• _What to work on_
Search the data for the word "contract" and copy every line where it occurs.

— start —

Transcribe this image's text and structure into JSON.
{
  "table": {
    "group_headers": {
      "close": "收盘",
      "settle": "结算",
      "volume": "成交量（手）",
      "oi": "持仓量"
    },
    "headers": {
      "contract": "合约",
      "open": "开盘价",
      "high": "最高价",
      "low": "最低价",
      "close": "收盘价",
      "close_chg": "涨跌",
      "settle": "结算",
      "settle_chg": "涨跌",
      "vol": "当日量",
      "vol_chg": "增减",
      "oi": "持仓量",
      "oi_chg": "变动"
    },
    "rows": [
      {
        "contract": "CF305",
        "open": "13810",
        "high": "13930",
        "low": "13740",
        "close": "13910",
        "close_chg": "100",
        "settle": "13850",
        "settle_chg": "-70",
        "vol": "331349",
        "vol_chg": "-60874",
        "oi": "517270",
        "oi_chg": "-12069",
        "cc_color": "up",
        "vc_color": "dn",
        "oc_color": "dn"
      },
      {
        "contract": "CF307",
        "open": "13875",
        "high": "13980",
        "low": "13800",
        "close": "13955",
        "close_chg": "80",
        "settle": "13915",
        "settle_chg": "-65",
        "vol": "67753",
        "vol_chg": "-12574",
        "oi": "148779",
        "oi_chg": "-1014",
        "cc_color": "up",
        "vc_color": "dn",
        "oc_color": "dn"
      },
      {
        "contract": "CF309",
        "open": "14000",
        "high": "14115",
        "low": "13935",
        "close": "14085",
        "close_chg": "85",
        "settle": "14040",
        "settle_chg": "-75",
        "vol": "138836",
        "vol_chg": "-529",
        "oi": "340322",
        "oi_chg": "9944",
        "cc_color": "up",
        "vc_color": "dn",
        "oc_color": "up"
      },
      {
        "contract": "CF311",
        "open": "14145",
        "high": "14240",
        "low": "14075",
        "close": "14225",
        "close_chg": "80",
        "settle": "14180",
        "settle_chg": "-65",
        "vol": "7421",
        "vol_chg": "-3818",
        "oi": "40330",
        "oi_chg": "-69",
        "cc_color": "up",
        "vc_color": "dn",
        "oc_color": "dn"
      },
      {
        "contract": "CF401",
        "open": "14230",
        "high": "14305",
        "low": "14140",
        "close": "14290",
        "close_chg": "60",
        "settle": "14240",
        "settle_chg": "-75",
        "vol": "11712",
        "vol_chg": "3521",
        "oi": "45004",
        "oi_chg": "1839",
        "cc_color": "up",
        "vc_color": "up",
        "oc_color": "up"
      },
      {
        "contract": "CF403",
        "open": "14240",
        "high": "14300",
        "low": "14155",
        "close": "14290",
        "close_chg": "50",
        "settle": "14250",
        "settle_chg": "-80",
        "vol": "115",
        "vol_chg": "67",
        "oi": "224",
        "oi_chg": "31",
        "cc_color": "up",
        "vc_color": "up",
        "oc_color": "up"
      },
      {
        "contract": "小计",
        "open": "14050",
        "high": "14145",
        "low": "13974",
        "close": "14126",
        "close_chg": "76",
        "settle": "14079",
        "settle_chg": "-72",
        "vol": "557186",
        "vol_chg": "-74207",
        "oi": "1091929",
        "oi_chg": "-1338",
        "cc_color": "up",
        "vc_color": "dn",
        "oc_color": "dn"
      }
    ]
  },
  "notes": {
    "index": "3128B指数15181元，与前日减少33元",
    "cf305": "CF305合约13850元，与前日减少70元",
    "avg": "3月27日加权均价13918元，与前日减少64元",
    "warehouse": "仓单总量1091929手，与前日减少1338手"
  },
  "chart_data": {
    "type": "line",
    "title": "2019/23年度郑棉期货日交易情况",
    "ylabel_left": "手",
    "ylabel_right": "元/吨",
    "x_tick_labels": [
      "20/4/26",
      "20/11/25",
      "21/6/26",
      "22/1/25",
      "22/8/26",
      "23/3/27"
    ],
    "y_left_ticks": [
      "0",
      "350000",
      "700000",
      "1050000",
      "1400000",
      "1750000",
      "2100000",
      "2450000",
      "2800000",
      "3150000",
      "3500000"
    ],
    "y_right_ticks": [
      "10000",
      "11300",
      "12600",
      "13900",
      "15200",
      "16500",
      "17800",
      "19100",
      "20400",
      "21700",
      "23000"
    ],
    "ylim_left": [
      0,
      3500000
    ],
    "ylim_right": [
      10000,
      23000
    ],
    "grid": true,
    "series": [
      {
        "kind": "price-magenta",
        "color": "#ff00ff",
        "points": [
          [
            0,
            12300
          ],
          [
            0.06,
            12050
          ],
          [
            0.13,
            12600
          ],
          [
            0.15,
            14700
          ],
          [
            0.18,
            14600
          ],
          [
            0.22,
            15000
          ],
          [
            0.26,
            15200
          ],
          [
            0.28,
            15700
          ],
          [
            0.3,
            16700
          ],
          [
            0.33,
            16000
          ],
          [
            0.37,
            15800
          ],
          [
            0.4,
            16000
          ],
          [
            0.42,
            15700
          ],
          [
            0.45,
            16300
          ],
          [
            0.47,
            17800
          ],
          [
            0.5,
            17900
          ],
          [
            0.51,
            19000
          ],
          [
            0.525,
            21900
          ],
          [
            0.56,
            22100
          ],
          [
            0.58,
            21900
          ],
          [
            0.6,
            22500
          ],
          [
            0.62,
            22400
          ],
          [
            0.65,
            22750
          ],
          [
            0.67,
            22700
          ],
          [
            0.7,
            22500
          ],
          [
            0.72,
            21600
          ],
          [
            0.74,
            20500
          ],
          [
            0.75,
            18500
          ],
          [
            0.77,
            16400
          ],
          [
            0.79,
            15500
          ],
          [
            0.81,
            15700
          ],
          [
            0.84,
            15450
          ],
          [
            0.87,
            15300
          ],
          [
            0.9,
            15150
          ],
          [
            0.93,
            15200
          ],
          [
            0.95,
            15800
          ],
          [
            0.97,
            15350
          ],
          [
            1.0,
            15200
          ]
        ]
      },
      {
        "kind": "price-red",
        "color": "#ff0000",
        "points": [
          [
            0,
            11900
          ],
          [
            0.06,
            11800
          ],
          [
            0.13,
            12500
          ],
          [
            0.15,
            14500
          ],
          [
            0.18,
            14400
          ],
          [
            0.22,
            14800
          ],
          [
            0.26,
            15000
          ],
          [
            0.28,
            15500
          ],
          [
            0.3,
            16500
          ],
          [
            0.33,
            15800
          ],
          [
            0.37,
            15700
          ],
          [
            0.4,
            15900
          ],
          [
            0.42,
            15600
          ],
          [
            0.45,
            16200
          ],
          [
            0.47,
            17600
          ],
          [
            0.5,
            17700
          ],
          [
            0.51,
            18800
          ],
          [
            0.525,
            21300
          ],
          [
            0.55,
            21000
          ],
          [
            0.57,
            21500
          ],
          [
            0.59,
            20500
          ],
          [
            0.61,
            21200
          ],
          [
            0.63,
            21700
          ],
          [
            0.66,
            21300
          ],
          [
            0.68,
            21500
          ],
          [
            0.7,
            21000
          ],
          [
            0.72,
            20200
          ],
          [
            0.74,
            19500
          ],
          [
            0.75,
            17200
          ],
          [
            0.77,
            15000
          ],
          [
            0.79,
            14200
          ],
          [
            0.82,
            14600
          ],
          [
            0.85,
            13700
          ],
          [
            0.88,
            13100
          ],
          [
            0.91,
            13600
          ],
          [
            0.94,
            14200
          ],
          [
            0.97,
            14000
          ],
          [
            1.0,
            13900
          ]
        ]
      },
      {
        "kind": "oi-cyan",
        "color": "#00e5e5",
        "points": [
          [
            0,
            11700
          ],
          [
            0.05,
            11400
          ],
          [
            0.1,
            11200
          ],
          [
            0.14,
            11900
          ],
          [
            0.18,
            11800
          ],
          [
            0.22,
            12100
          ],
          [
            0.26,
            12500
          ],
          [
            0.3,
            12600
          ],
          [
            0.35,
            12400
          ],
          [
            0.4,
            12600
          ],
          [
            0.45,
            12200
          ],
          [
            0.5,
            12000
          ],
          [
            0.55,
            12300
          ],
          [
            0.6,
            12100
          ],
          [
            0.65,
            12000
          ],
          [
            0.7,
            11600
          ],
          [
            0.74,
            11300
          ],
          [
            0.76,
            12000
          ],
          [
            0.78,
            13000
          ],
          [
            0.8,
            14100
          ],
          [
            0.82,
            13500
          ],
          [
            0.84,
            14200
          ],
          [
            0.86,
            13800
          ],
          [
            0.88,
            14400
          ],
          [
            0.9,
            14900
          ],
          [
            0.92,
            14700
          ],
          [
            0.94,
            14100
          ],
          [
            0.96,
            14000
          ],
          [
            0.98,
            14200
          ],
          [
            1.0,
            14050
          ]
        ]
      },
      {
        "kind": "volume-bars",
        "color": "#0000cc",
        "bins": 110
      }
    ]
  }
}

— end —

• _Task output_
      "contract": "合约",
        "contract": "CF305",
        "contract": "CF307",
        "contract": "CF309",
        "contract": "CF311",
        "contract": "CF401",
        "contract": "CF403",
        "contract": "小计",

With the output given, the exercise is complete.